Instructions to follow
Pick out the lines containing "отнесения".

=== Working data ===

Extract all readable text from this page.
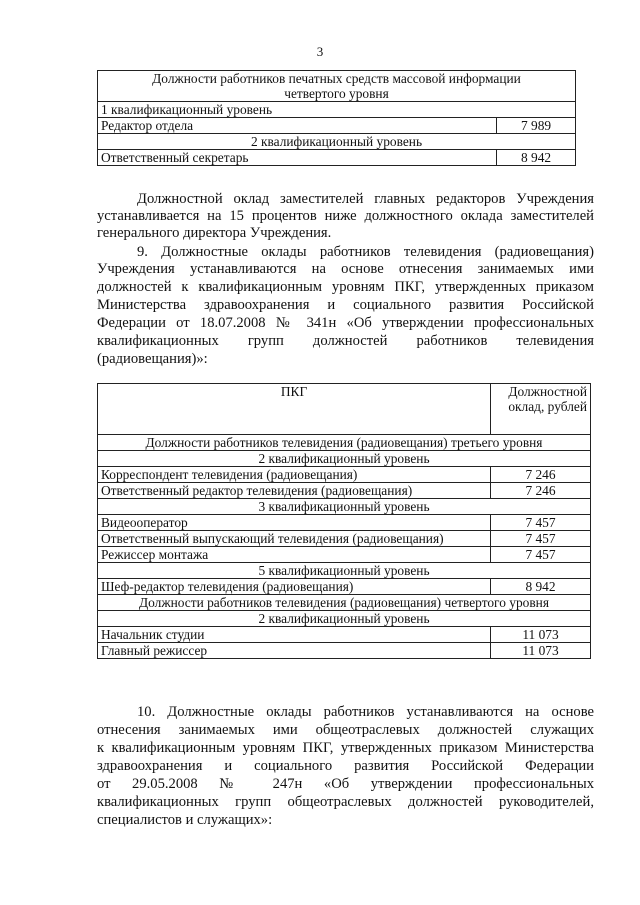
3
Должности работников печатных средств массовой информации четвертого уровня	
1 квалификационный уровень	
Редактор отдела	7 989
2 квалификационный уровень	
Ответственный секретарь	8 942

Должностной оклад заместителей главных редакторов Учреждения

устанавливается на 15 процентов ниже должностного оклада заместителей

генерального директора Учреждения.

9. Должностные оклады работников телевидения (радиовещания)

Учреждения устанавливаются на основе отнесения занимаемых ими

должностей к квалификационным уровням ПКГ, утвержденных приказом

Министерства здравоохранения и социального развития Российской

Федерации от 18.07.2008 № 341н «Об утверждении профессиональных

квалификационных групп должностей работников телевидения

(радиовещания)»:

ПКГ	Должностной оклад, рублей
Должности работников телевидения (радиовещания) третьего уровня	
2 квалификационный уровень	
Корреспондент телевидения (радиовещания)	7 246
Ответственный редактор телевидения (радиовещания)	7 246
3 квалификационный уровень	
Видеооператор	7 457
Ответственный выпускающий телевидения (радиовещания)	7 457
Режиссер монтажа	7 457
5 квалификационный уровень	
Шеф-редактор телевидения (радиовещания)	8 942
Должности работников телевидения (радиовещания) четвертого уровня	
2 квалификационный уровень	
Начальник студии	11 073
Главный режиссер	11 073

10. Должностные оклады работников устанавливаются на основе

отнесения занимаемых ими общеотраслевых должностей служащих

к квалификационным уровням ПКГ, утвержденных приказом Министерства

здравоохранения и социального развития Российской Федерации

от 29.05.2008 № 247н «Об утверждении профессиональных

квалификационных групп общеотраслевых должностей руководителей,

специалистов и служащих»:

===

Response to the task
Учреждения устанавливаются на основе отнесения занимаемых ими
отнесения занимаемых ими общеотраслевых должностей служащих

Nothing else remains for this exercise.